TASK TO COMPLETE:
In the entries below, find every line holding the string "közvetlenül" and collect it.

Data entries
+++

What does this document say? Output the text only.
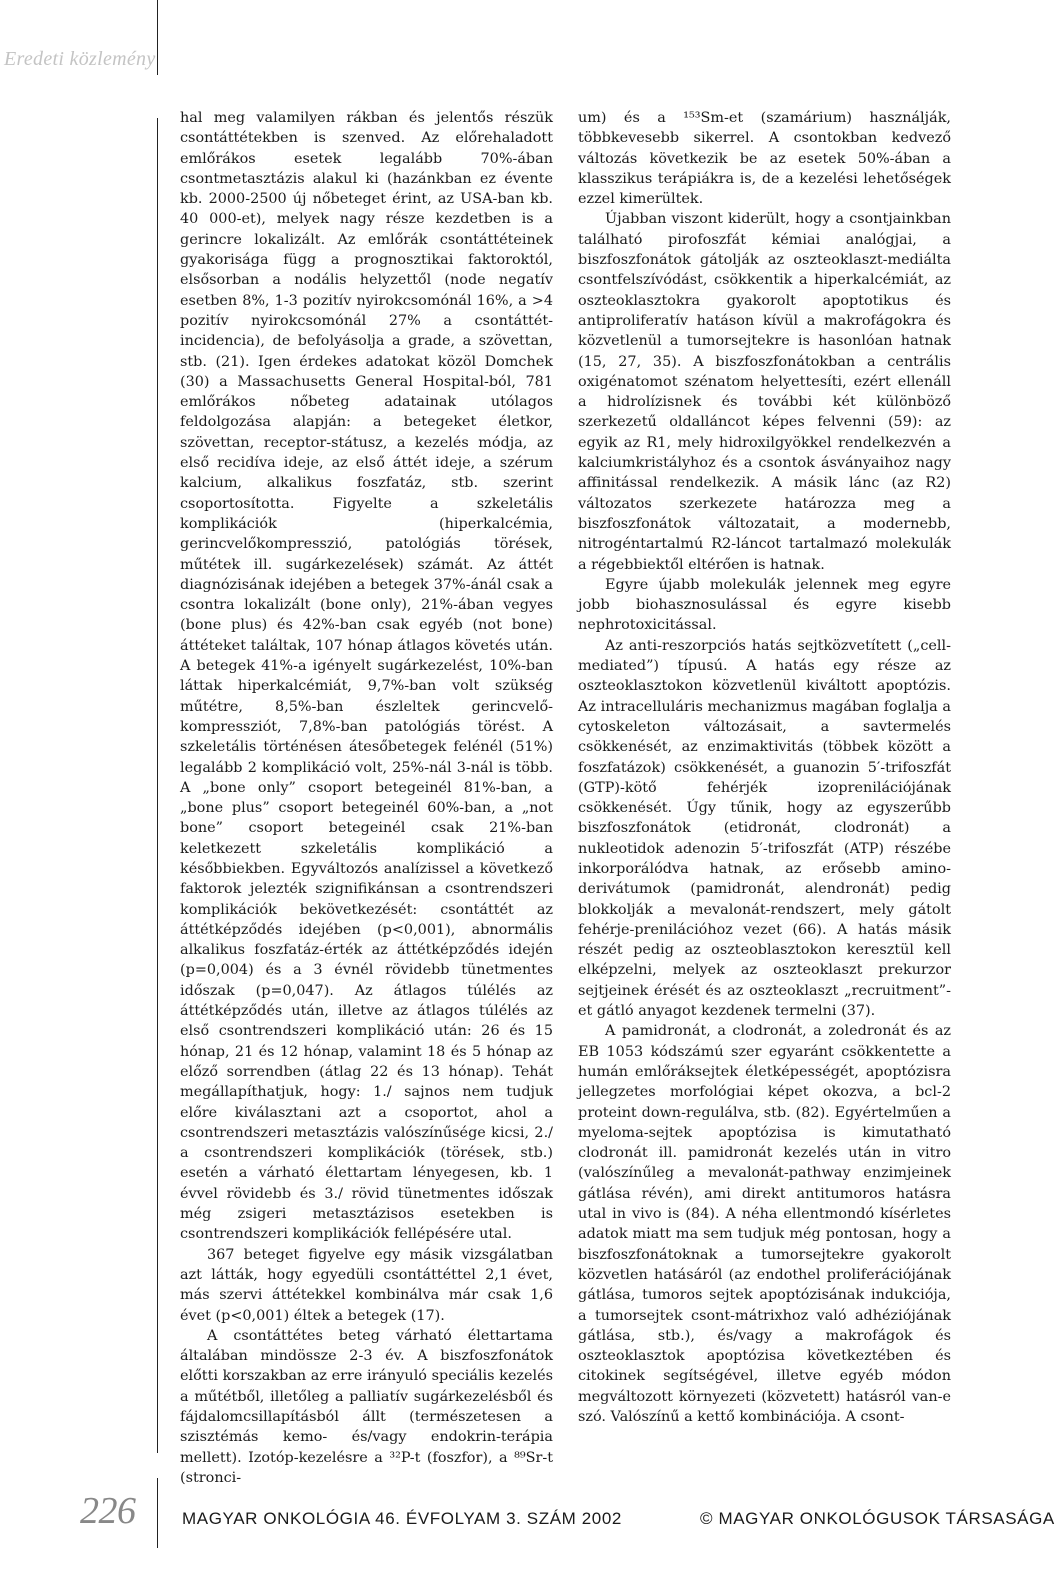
Eredeti közlemény

hal meg valamilyen rákban és jelentős részük csontáttétekben is szenved. Az előrehaladott emlőrákos esetek legalább 70%-ában csontmetasztázis alakul ki (hazánkban ez évente kb. 2000-2500 új nőbeteget érint, az USA-ban kb. 40 000-et), melyek nagy része kezdetben is a gerincre lokalizált. Az emlőrák csontáttéteinek gyakorisága függ a prognosztikai faktoroktól, elsősorban a nodális helyzettől (node negatív esetben 8%, 1-3 pozitív nyirokcsomónál 16%, a >4 pozitív nyirokcsomónál 27% a csontáttét-incidencia), de befolyásolja a grade, a szövettan, stb. (21). Igen érdekes adatokat közöl Domchek (30) a Massachusetts General Hospital-ból, 781 emlőrákos nőbeteg adatainak utólagos feldolgozása alapján: a betegeket életkor, szövettan, receptor-státusz, a kezelés módja, az első recidíva ideje, az első áttét ideje, a szérum kalcium, alkalikus foszfatáz, stb. szerint csoportosította. Figyelte a szkeletális komplikációk (hiperkalcémia, gerincvelőkompresszió, patológiás törések, műtétek ill. sugárkezelések) számát. Az áttét diagnózisának idejében a betegek 37%-ánál csak a csontra lokalizált (bone only), 21%-ában vegyes (bone plus) és 42%-ban csak egyéb (not bone) áttéteket találtak, 107 hónap átlagos követés után. A betegek 41%-a igényelt sugárkezelést, 10%-ban láttak hiperkalcémiát, 9,7%-ban volt szükség műtétre, 8,5%-ban észleltek gerincvelő-kompressziót, 7,8%-ban patológiás törést. A szkeletális történésen átesőbetegek felénél (51%) legalább 2 komplikáció volt, 25%-nál 3-nál is több. A „bone only” csoport betegeinél 81%-ban, a „bone plus” csoport betegeinél 60%-ban, a „not bone” csoport betegeinél csak 21%-ban keletkezett szkeletális komplikáció a későbbiekben. Egyváltozós analízissel a következő faktorok jelezték szignifikánsan a csontrendszeri komplikációk bekövetkezését: csontáttét az áttétképződés idejében (p<0,001), abnormális alkalikus foszfatáz-érték az áttétképződés idején (p=0,004) és a 3 évnél rövidebb tünetmentes időszak (p=0,047). Az átlagos túlélés az áttétképződés után, illetve az átlagos túlélés az első csontrendszeri komplikáció után: 26 és 15 hónap, 21 és 12 hónap, valamint 18 és 5 hónap az előző sorrendben (átlag 22 és 13 hónap). Tehát megállapíthatjuk, hogy: 1./ sajnos nem tudjuk előre kiválasztani azt a csoportot, ahol a csontrendszeri metasztázis valószínűsége kicsi, 2./ a csontrendszeri komplikációk (törések, stb.) esetén a várható élettartam lényegesen, kb. 1 évvel rövidebb és 3./ rövid tünetmentes időszak még zsigeri metasztázisos esetekben is csontrendszeri komplikációk fellépésére utal.

367 beteget figyelve egy másik vizsgálatban azt látták, hogy egyedüli csontáttéttel 2,1 évet, más szervi áttétekkel kombinálva már csak 1,6 évet (p<0,001) éltek a betegek (17).

A csontáttétes beteg várható élettartama általában mindössze 2-3 év. A biszfoszfonátok előtti korszakban az erre irányuló speciális kezelés a műtétből, illetőleg a palliatív sugárkezelésből és fájdalomcsillapításból állt (természetesen a szisztémás kemo- és/vagy endokrin-terápia mellett). Izotóp-kezelésre a ³²P-t (foszfor), a ⁸⁹Sr-t (stronci-

um) és a ¹⁵³Sm-et (szamárium) használják, többkevesebb sikerrel. A csontokban kedvező változás következik be az esetek 50%-ában a klasszikus terápiákra is, de a kezelési lehetőségek ezzel kimerültek.

Újabban viszont kiderült, hogy a csontjainkban található pirofoszfát kémiai analógjai, a biszfoszfonátok gátolják az oszteoklaszt-mediálta csontfelszívódást, csökkentik a hiperkalcémiát, az oszteoklasztokra gyakorolt apoptotikus és antiproliferatív hatáson kívül a makrofágokra és közvetlenül a tumorsejtekre is hasonlóan hatnak (15, 27, 35). A biszfoszfonátokban a centrális oxigénatomot szénatom helyettesíti, ezért ellenáll a hidrolízisnek és további két különböző szerkezetű oldalláncot képes felvenni (59): az egyik az R1, mely hidroxilgyökkel rendelkezvén a kalciumkristályhoz és a csontok ásványaihoz nagy affinitással rendelkezik. A másik lánc (az R2) változatos szerkezete határozza meg a biszfoszfonátok változatait, a modernebb, nitrogéntartalmú R2-láncot tartalmazó molekulák a régebbiektől eltérően is hatnak.

Egyre újabb molekulák jelennek meg egyre jobb biohasznosulással és egyre kisebb nephrotoxicitással.

Az anti-reszorpciós hatás sejtközvetített („cell-mediated”) típusú. A hatás egy része az oszteoklasztokon közvetlenül kiváltott apoptózis. Az intracelluláris mechanizmus magában foglalja a cytoskeleton változásait, a savtermelés csökkenését, az enzimaktivitás (többek között a foszfatázok) csökkenését, a guanozin 5′-trifoszfát (GTP)-kötő fehérjék izoprenilációjának csökkenését. Úgy tűnik, hogy az egyszerűbb biszfoszfonátok (etidronát, clodronát) a nukleotidok adenozin 5′-trifoszfát (ATP) részébe inkorporálódva hatnak, az erősebb amino-derivátumok (pamidronát, alendronát) pedig blokkolják a mevalonát-rendszert, mely gátolt fehérje-prenilációhoz vezet (66). A hatás másik részét pedig az oszteoblasztokon keresztül kell elképzelni, melyek az oszteoklaszt prekurzor sejtjeinek érését és az oszteoklaszt „recruitment”-et gátló anyagot kezdenek termelni (37).

A pamidronát, a clodronát, a zoledronát és az EB 1053 kódszámú szer egyaránt csökkentette a humán emlőráksejtek életképességét, apoptózisra jellegzetes morfológiai képet okozva, a bcl-2 proteint down-regulálva, stb. (82). Egyértelműen a myeloma-sejtek apoptózisa is kimutatható clodronát ill. pamidronát kezelés után in vitro (valószínűleg a mevalonát-pathway enzimjeinek gátlása révén), ami direkt antitumoros hatásra utal in vivo is (84). A néha ellentmondó kísérletes adatok miatt ma sem tudjuk még pontosan, hogy a biszfoszfonátoknak a tumorsejtekre gyakorolt közvetlen hatásáról (az endothel proliferációjának gátlása, tumoros sejtek apoptózisának indukciója, a tumorsejtek csont-mátrixhoz való adhéziójának gátlása, stb.), és/vagy a makrofágok és oszteoklasztok apoptózisa következtében és citokinek segítségével, illetve egyéb módon megváltozott környezeti (közvetett) hatásról van-e szó. Valószínű a kettő kombinációja. A csont-

226	MAGYAR ONKOLÓGIA 46. ÉVFOLYAM 3. SZÁM 2002	© MAGYAR ONKOLÓGUSOK TÁRSASÁGA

+++

REPLY:
Újabban viszont kiderült, hogy a csontjainkban található pirofoszfát kémiai analógjai, a biszfoszfonátok gátolják az oszteoklaszt-mediálta csontfelszívódást, csökkentik a hiperkalcémiát, az oszteoklasztokra gyakorolt apoptotikus és antiproliferatív hatáson kívül a makrofágokra és közvetlenül a tumorsejtekre is hasonlóan hatnak (15, 27, 35). A biszfoszfonátokban a centrális oxigénatomot szénatom helyettesíti, ezért ellenáll a hidrolízisnek és további két különböző szerkezetű oldalláncot képes felvenni (59): az egyik az R1, mely hidroxilgyökkel rendelkezvén a kalciumkristályhoz és a csontok ásványaihoz nagy affinitással rendelkezik. A másik lánc (az R2) változatos szerkezete határozza meg a biszfoszfonátok változatait, a modernebb, nitrogéntartalmú R2-láncot tartalmazó molekulák a régebbiektől eltérően is hatnak.
Az anti-reszorpciós hatás sejtközvetített („cell-mediated”) típusú. A hatás egy része az oszteoklasztokon közvetlenül kiváltott apoptózis. Az intracelluláris mechanizmus magában foglalja a cytoskeleton változásait, a savtermelés csökkenését, az enzimaktivitás (többek között a foszfatázok) csökkenését, a guanozin 5′-trifoszfát (GTP)-kötő fehérjék izoprenilációjának csökkenését. Úgy tűnik, hogy az egyszerűbb biszfoszfonátok (etidronát, clodronát) a nukleotidok adenozin 5′-trifoszfát (ATP) részébe inkorporálódva hatnak, az erősebb amino-derivátumok (pamidronát, alendronát) pedig blokkolják a mevalonát-rendszert, mely gátolt fehérje-prenilációhoz vezet (66). A hatás másik részét pedig az oszteoblasztokon keresztül kell elképzelni, melyek az oszteoklaszt prekurzor sejtjeinek érését és az oszteoklaszt „recruitment”-et gátló anyagot kezdenek termelni (37).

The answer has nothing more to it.